══ RECORD EXCERPTS ══

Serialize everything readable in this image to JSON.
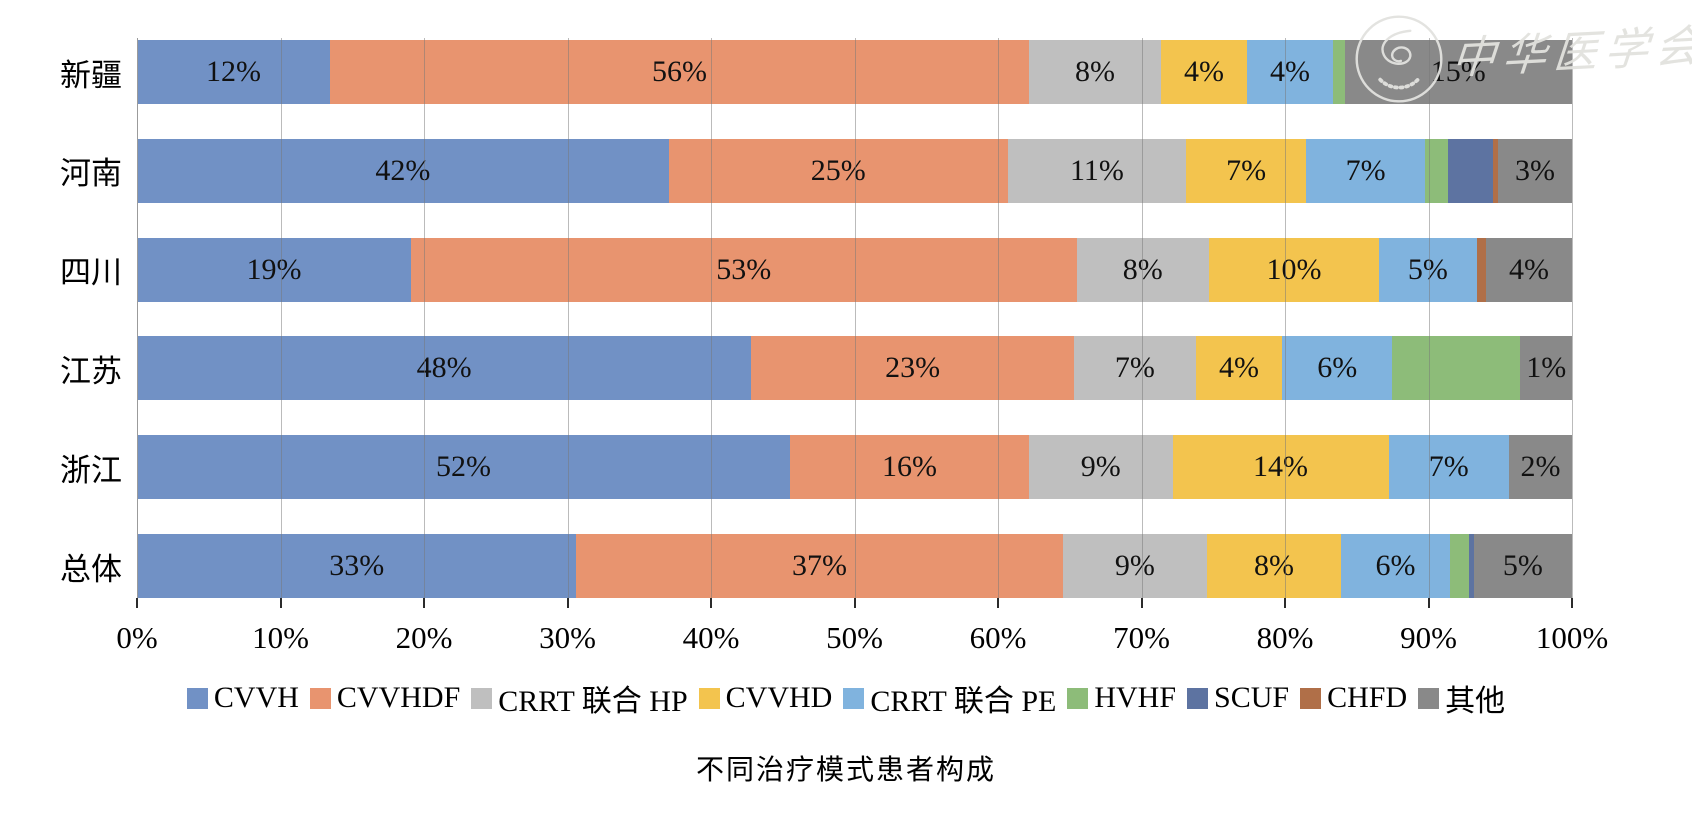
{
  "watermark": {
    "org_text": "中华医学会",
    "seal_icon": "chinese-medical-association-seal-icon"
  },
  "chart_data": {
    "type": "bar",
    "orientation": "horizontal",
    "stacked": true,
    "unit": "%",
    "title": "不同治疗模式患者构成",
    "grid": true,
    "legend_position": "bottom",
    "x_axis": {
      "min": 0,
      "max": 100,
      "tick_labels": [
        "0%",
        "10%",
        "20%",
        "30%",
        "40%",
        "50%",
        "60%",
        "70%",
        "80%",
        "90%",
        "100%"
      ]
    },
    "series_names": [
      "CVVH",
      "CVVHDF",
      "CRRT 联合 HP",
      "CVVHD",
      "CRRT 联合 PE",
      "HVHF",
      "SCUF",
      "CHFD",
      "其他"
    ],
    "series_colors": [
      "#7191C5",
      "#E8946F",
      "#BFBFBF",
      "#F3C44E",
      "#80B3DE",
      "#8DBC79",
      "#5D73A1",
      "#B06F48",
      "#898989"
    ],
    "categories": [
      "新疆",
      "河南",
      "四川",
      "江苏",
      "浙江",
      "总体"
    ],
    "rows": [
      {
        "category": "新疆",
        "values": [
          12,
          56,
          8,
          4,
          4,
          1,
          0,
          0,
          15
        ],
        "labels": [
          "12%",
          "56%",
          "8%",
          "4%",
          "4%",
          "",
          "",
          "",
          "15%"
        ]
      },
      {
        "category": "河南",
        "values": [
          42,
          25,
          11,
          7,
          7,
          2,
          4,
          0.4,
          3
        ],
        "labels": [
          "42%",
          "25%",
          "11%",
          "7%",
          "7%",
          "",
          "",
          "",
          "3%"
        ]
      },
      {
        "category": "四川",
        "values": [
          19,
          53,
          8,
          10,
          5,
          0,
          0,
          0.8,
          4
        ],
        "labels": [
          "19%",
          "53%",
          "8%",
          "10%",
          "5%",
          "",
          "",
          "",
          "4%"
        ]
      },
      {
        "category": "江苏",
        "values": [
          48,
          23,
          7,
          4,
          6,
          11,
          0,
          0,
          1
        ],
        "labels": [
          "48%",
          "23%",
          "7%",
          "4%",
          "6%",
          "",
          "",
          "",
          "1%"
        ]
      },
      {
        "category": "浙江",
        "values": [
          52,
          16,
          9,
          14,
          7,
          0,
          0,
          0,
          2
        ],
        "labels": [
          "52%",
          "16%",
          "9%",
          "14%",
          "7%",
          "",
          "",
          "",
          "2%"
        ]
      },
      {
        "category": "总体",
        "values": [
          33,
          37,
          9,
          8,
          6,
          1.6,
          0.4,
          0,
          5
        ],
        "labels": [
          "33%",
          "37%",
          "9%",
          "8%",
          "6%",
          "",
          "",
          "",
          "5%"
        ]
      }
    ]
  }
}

═══

EXERCISE PROMPT
Exclude the pictures, and transcribe all of the material exactly.

SOLUTION FOR THIS TASK
Serialize everything readable in this image to JSON.
{
  "watermark": {
    "org_text": "中华医学会",
    "seal_icon": "chinese-medical-association-seal-icon"
  },
  "chart_data": {
    "type": "bar",
    "orientation": "horizontal",
    "stacked": true,
    "unit": "%",
    "title": "不同治疗模式患者构成",
    "grid": true,
    "legend_position": "bottom",
    "x_axis": {
      "min": 0,
      "max": 100,
      "tick_labels": [
        "0%",
        "10%",
        "20%",
        "30%",
        "40%",
        "50%",
        "60%",
        "70%",
        "80%",
        "90%",
        "100%"
      ]
    },
    "series_names": [
      "CVVH",
      "CVVHDF",
      "CRRT 联合 HP",
      "CVVHD",
      "CRRT 联合 PE",
      "HVHF",
      "SCUF",
      "CHFD",
      "其他"
    ],
    "series_colors": [
      "#7191C5",
      "#E8946F",
      "#BFBFBF",
      "#F3C44E",
      "#80B3DE",
      "#8DBC79",
      "#5D73A1",
      "#B06F48",
      "#898989"
    ],
    "categories": [
      "新疆",
      "河南",
      "四川",
      "江苏",
      "浙江",
      "总体"
    ],
    "rows": [
      {
        "category": "新疆",
        "values": [
          12,
          56,
          8,
          4,
          4,
          1,
          0,
          0,
          15
        ],
        "labels": [
          "12%",
          "56%",
          "8%",
          "4%",
          "4%",
          "",
          "",
          "",
          "15%"
        ]
      },
      {
        "category": "河南",
        "values": [
          42,
          25,
          11,
          7,
          7,
          2,
          4,
          0.4,
          3
        ],
        "labels": [
          "42%",
          "25%",
          "11%",
          "7%",
          "7%",
          "",
          "",
          "",
          "3%"
        ]
      },
      {
        "category": "四川",
        "values": [
          19,
          53,
          8,
          10,
          5,
          0,
          0,
          0.8,
          4
        ],
        "labels": [
          "19%",
          "53%",
          "8%",
          "10%",
          "5%",
          "",
          "",
          "",
          "4%"
        ]
      },
      {
        "category": "江苏",
        "values": [
          48,
          23,
          7,
          4,
          6,
          11,
          0,
          0,
          1
        ],
        "labels": [
          "48%",
          "23%",
          "7%",
          "4%",
          "6%",
          "",
          "",
          "",
          "1%"
        ]
      },
      {
        "category": "浙江",
        "values": [
          52,
          16,
          9,
          14,
          7,
          0,
          0,
          0,
          2
        ],
        "labels": [
          "52%",
          "16%",
          "9%",
          "14%",
          "7%",
          "",
          "",
          "",
          "2%"
        ]
      },
      {
        "category": "总体",
        "values": [
          33,
          37,
          9,
          8,
          6,
          1.6,
          0.4,
          0,
          5
        ],
        "labels": [
          "33%",
          "37%",
          "9%",
          "8%",
          "6%",
          "",
          "",
          "",
          "5%"
        ]
      }
    ]
  }
}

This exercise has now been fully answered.